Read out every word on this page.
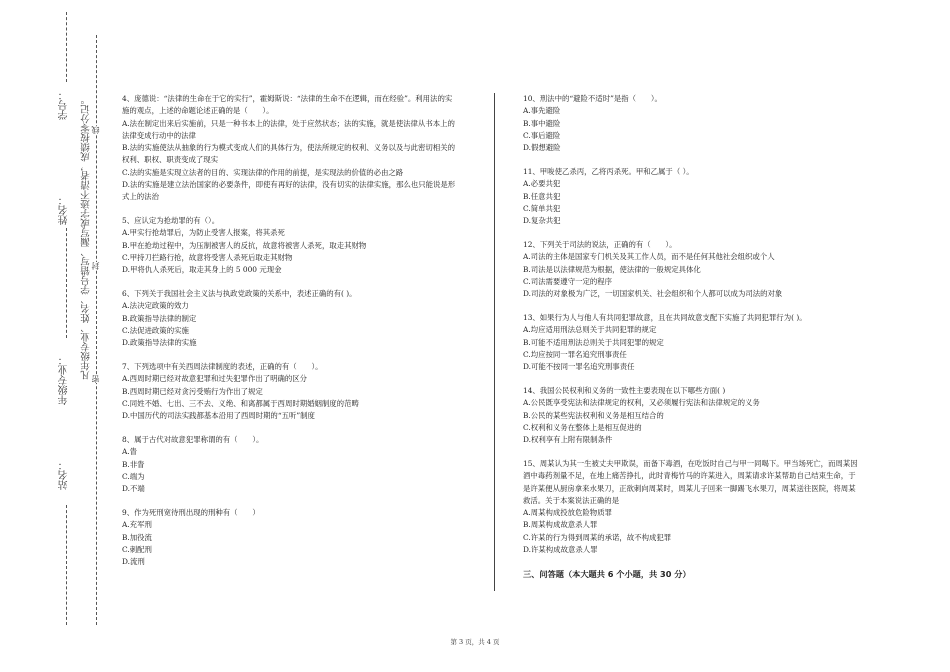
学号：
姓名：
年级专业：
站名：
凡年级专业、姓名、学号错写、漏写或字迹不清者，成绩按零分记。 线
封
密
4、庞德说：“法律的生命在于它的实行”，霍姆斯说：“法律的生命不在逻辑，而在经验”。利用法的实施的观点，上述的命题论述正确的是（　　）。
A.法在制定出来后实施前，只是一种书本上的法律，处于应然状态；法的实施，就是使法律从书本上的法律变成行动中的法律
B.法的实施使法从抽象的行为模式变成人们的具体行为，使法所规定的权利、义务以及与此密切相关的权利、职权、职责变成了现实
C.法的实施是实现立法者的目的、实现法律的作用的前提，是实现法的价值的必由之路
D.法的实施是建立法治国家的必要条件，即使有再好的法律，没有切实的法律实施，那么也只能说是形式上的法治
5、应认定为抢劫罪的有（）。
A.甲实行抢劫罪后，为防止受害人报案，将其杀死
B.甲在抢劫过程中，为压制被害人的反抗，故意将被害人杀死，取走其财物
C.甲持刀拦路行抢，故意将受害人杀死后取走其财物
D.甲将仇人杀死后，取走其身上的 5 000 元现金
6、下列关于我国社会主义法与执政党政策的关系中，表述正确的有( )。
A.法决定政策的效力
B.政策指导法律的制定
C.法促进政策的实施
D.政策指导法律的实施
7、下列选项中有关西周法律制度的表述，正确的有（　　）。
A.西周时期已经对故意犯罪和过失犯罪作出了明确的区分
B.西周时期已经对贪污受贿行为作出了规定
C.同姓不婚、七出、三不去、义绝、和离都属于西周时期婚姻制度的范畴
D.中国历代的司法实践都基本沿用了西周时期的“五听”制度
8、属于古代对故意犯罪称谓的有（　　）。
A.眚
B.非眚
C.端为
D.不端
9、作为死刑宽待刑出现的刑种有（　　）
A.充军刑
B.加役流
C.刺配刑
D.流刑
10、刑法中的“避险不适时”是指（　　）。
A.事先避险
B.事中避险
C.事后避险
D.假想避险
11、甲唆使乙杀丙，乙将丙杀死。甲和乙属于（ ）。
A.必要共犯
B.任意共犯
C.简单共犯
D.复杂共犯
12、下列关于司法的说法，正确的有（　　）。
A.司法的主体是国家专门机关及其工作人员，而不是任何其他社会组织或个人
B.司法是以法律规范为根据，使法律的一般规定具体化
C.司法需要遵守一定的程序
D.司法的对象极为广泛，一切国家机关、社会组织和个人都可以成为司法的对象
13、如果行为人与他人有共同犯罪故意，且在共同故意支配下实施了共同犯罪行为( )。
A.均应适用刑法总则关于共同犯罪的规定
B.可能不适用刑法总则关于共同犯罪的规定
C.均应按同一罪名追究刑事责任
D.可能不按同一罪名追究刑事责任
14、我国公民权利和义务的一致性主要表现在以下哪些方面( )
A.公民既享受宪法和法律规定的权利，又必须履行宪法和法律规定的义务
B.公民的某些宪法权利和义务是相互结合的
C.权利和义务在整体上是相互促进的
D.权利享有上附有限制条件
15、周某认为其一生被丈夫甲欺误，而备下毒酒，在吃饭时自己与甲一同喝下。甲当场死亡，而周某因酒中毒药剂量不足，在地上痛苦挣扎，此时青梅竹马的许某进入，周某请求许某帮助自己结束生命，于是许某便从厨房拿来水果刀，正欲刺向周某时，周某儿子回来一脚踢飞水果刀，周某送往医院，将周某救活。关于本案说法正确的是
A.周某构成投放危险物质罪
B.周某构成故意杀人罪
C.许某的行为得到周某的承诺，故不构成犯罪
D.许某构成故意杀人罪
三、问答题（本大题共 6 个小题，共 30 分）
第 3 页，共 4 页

==

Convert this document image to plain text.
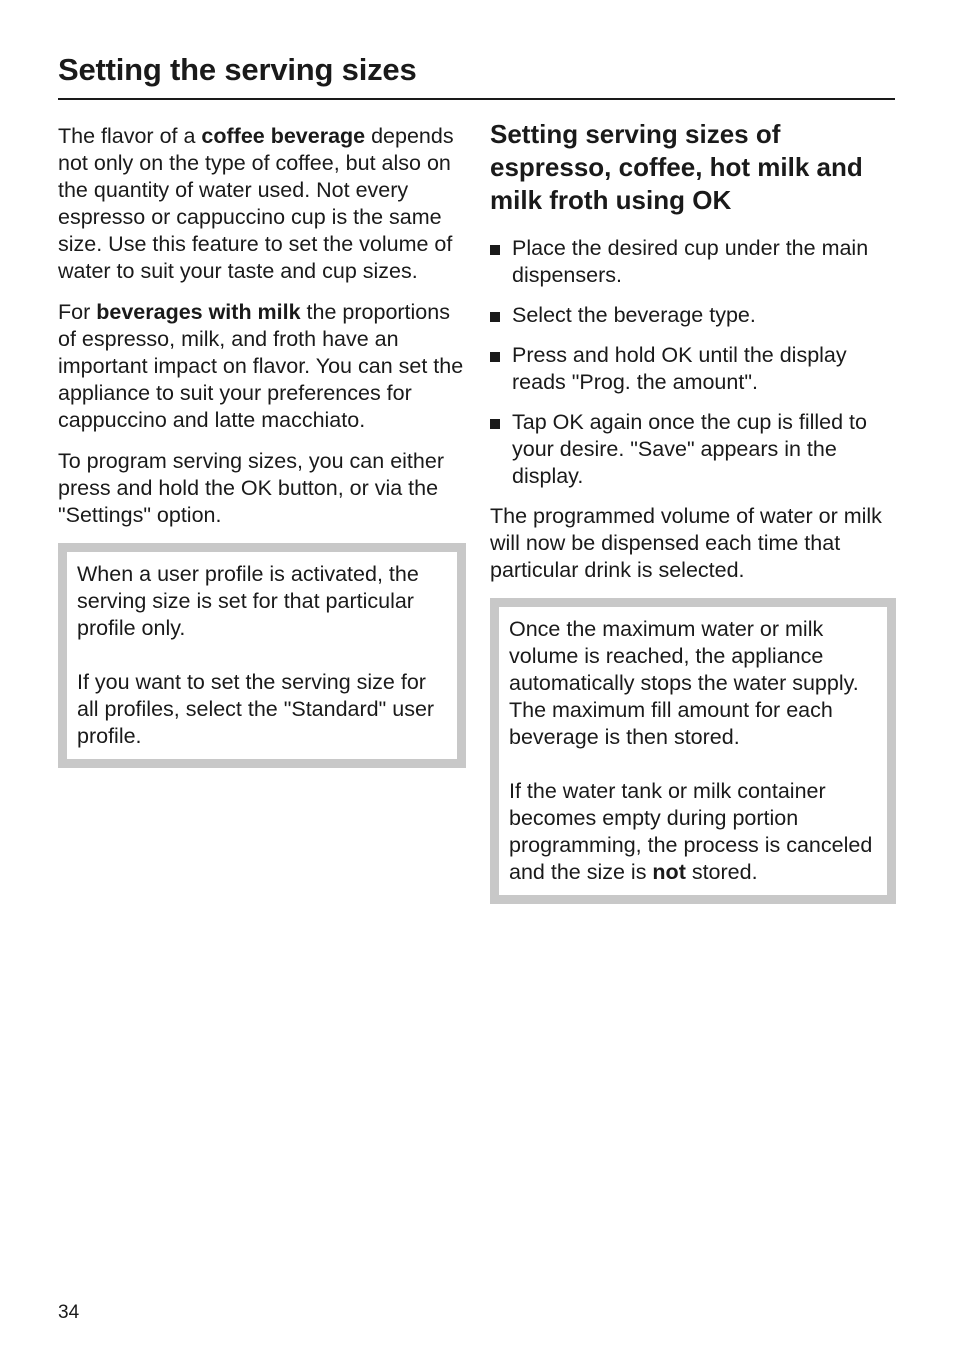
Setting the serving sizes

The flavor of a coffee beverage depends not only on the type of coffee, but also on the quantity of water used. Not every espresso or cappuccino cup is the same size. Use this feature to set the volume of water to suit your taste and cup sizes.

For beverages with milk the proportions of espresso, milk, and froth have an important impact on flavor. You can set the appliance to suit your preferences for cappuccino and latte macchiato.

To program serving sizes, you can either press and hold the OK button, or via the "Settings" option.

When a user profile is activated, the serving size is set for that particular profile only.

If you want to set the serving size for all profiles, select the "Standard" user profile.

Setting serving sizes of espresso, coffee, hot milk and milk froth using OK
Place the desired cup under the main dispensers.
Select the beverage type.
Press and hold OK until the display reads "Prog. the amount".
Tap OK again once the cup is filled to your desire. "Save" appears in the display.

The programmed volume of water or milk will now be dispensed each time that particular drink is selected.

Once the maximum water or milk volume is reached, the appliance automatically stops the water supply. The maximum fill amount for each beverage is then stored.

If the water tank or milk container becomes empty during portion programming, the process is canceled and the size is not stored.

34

§ Directive
Search the lines for "froth". Copy each line that has it.

§ Task answer
For beverages with milk the proportions of espresso, milk, and froth have an important impact on flavor. You can set the appliance to suit your preferences for cappuccino and latte macchiato.
Setting serving sizes of espresso, coffee, hot milk and milk froth using OK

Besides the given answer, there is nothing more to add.